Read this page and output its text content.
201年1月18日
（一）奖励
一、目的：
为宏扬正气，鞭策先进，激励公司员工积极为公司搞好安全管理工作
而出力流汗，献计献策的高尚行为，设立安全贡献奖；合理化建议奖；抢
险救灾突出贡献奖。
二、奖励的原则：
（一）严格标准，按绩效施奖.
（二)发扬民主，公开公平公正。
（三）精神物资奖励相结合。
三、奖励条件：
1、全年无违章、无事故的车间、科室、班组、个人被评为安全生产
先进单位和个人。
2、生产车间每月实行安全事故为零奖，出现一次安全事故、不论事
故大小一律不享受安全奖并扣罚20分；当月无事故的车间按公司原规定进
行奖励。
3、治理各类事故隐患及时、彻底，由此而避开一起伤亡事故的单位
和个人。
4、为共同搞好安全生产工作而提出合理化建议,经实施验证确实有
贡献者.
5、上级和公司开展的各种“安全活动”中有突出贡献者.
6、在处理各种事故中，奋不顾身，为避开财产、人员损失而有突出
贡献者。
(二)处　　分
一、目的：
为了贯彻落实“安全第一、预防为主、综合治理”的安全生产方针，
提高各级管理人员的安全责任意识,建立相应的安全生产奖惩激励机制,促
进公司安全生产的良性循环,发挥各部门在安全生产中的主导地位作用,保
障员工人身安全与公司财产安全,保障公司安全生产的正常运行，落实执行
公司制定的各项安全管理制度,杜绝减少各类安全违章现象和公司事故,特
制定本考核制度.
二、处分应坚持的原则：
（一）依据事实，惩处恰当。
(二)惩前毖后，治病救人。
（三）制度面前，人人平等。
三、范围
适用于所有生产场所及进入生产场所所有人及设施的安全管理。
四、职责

The exercise →
Go through the listing above and restate it word for word.

Written reply →
Read this page and output its text content.
201年1月18日
（一）奖励
一、目的：
为宏扬正气，鞭策先进，激励公司员工积极为公司搞好安全管理工作
而出力流汗，献计献策的高尚行为，设立安全贡献奖；合理化建议奖；抢
险救灾突出贡献奖。
二、奖励的原则：
（一）严格标准，按绩效施奖.
（二)发扬民主，公开公平公正。
（三）精神物资奖励相结合。
三、奖励条件：
1、全年无违章、无事故的车间、科室、班组、个人被评为安全生产
先进单位和个人。
2、生产车间每月实行安全事故为零奖，出现一次安全事故、不论事
故大小一律不享受安全奖并扣罚20分；当月无事故的车间按公司原规定进
行奖励。
3、治理各类事故隐患及时、彻底，由此而避开一起伤亡事故的单位
和个人。
4、为共同搞好安全生产工作而提出合理化建议,经实施验证确实有
贡献者.
5、上级和公司开展的各种“安全活动”中有突出贡献者.
6、在处理各种事故中，奋不顾身，为避开财产、人员损失而有突出
贡献者。
(二)处　　分
一、目的：
为了贯彻落实“安全第一、预防为主、综合治理”的安全生产方针，
提高各级管理人员的安全责任意识,建立相应的安全生产奖惩激励机制,促
进公司安全生产的良性循环,发挥各部门在安全生产中的主导地位作用,保
障员工人身安全与公司财产安全,保障公司安全生产的正常运行，落实执行
公司制定的各项安全管理制度,杜绝减少各类安全违章现象和公司事故,特
制定本考核制度.
二、处分应坚持的原则：
（一）依据事实，惩处恰当。
(二)惩前毖后，治病救人。
（三）制度面前，人人平等。
三、范围
适用于所有生产场所及进入生产场所所有人及设施的安全管理。
四、职责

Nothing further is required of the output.